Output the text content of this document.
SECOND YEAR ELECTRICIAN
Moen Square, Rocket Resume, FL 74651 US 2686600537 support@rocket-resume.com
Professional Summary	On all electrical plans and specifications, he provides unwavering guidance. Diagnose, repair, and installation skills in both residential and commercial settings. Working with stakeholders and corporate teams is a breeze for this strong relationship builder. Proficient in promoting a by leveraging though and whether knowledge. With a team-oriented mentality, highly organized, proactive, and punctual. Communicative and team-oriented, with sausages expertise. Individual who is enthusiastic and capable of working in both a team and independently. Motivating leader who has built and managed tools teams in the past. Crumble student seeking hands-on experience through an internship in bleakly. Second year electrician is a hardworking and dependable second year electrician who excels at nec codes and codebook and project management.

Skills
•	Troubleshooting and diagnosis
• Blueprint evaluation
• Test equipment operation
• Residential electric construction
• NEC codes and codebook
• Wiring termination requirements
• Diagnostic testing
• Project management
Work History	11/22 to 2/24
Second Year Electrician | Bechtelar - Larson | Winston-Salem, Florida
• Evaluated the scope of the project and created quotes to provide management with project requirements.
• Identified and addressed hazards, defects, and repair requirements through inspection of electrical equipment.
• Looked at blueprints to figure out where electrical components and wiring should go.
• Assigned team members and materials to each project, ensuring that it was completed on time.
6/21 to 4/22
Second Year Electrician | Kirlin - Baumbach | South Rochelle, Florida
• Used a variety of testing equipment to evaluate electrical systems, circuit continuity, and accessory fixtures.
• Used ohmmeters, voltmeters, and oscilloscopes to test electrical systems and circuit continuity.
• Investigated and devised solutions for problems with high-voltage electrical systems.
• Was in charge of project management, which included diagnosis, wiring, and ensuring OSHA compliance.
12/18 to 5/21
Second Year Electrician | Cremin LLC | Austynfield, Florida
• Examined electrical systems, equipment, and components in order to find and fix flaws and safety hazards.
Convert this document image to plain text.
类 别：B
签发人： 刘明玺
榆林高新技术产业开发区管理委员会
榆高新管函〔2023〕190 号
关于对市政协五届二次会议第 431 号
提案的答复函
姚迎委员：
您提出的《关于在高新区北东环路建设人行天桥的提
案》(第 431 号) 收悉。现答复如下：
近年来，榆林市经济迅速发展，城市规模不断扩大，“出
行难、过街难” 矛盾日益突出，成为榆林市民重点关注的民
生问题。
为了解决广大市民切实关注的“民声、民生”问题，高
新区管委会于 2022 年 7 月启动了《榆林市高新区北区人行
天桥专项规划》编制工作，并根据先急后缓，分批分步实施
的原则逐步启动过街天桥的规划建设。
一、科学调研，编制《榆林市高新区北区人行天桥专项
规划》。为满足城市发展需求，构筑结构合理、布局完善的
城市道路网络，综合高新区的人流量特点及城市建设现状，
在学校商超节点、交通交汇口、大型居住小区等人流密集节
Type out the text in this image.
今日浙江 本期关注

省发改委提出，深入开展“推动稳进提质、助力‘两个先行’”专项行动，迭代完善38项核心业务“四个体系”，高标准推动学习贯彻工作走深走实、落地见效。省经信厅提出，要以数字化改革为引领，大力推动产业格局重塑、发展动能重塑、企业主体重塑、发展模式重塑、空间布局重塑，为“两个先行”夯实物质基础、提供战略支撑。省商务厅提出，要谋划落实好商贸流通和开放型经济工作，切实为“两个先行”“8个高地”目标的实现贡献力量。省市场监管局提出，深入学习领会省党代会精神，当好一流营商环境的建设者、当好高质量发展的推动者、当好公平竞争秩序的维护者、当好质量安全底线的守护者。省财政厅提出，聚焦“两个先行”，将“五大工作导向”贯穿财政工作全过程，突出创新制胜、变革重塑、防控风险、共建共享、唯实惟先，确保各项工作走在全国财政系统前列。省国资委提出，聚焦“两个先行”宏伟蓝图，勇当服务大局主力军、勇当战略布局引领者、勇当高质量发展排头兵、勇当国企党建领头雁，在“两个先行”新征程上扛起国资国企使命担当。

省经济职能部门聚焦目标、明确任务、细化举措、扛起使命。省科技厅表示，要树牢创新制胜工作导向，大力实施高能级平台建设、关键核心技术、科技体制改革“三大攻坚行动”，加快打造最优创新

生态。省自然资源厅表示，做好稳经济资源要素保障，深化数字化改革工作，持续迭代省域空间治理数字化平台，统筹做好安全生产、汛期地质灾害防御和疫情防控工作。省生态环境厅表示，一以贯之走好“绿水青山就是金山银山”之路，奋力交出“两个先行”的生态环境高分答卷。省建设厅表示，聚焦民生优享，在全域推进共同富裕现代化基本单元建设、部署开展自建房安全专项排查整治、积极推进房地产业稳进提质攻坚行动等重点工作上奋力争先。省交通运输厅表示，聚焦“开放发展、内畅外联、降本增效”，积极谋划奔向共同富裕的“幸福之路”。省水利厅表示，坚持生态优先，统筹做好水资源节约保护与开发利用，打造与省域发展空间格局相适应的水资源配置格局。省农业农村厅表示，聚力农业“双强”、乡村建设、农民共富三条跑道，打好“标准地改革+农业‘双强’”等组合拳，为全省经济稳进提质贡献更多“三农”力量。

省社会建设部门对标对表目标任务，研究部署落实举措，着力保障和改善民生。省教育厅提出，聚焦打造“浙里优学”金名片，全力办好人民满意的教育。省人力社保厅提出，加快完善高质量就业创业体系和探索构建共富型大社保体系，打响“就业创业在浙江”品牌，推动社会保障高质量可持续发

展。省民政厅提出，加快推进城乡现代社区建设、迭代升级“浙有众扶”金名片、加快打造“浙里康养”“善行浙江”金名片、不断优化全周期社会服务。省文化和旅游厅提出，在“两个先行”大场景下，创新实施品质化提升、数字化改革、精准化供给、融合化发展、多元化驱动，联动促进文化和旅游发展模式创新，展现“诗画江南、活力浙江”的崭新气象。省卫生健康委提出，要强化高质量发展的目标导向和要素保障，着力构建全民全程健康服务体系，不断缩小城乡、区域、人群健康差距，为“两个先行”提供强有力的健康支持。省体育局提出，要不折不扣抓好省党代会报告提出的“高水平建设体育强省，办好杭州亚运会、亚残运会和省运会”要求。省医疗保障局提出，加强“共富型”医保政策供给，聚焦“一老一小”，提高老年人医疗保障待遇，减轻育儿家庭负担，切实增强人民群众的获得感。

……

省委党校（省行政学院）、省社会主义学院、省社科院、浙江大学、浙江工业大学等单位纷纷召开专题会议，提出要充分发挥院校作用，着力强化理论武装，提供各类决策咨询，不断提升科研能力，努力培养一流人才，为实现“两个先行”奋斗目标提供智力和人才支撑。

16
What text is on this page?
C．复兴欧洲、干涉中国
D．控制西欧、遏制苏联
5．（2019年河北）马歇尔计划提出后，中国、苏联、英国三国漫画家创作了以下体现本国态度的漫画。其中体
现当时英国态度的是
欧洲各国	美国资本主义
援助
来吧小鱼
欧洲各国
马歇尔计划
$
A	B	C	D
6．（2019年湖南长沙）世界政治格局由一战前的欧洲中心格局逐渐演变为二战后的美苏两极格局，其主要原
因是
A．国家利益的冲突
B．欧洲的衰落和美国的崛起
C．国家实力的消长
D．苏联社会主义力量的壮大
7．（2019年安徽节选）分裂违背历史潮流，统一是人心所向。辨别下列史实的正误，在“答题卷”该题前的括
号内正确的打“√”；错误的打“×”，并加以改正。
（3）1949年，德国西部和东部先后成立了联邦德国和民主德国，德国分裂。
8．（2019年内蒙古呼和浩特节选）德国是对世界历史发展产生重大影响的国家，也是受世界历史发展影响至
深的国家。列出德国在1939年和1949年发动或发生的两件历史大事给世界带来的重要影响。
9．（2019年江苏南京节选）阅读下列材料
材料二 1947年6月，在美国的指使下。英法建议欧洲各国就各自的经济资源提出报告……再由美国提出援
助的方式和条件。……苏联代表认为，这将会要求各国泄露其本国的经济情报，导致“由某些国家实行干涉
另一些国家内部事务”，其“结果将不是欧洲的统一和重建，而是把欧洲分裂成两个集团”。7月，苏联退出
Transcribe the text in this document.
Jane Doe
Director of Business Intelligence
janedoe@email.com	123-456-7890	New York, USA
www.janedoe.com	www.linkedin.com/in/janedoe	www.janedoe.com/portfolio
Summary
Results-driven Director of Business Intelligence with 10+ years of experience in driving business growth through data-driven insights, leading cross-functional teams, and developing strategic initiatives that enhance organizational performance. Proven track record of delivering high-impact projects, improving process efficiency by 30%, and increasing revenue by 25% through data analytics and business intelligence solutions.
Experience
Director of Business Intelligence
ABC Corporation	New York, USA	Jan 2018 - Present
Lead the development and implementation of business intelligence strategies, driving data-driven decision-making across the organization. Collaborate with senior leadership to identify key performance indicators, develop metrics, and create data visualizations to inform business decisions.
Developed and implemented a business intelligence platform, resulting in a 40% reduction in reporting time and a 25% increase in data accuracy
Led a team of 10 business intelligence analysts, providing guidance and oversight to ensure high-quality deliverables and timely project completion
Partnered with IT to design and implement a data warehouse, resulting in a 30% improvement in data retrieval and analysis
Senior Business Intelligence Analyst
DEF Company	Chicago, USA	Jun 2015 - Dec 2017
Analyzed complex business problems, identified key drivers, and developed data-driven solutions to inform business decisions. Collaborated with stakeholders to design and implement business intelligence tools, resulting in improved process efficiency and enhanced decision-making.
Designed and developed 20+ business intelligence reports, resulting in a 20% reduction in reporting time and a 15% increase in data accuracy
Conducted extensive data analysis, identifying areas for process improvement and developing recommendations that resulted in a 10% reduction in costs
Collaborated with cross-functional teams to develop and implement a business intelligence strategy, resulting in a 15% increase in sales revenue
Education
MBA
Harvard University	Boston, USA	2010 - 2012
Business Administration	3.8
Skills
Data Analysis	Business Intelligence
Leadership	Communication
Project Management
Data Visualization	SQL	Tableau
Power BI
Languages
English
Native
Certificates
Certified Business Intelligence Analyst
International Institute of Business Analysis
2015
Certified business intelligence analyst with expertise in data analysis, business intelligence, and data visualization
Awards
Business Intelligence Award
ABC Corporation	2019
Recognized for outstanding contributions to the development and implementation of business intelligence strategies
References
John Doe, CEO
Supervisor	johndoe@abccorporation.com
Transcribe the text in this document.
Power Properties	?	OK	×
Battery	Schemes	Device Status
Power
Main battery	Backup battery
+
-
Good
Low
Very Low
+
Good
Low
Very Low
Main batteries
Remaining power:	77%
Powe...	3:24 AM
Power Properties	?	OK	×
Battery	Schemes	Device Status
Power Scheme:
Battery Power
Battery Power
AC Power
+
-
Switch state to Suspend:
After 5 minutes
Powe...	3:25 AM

────

> [Short problem]: From the entries, report each line that includes the word "Collaborated".

> [Result of the task]:
Analyzed complex business problems, identified key drivers, and developed data-driven solutions to inform business decisions. Collaborated with stakeholders to design and implement business intelligence tools, resulting in improved process efficiency and enhanced decision-making.
Collaborated with cross-functional teams to develop and implement a business intelligence strategy, resulting in a 15% increase in sales revenue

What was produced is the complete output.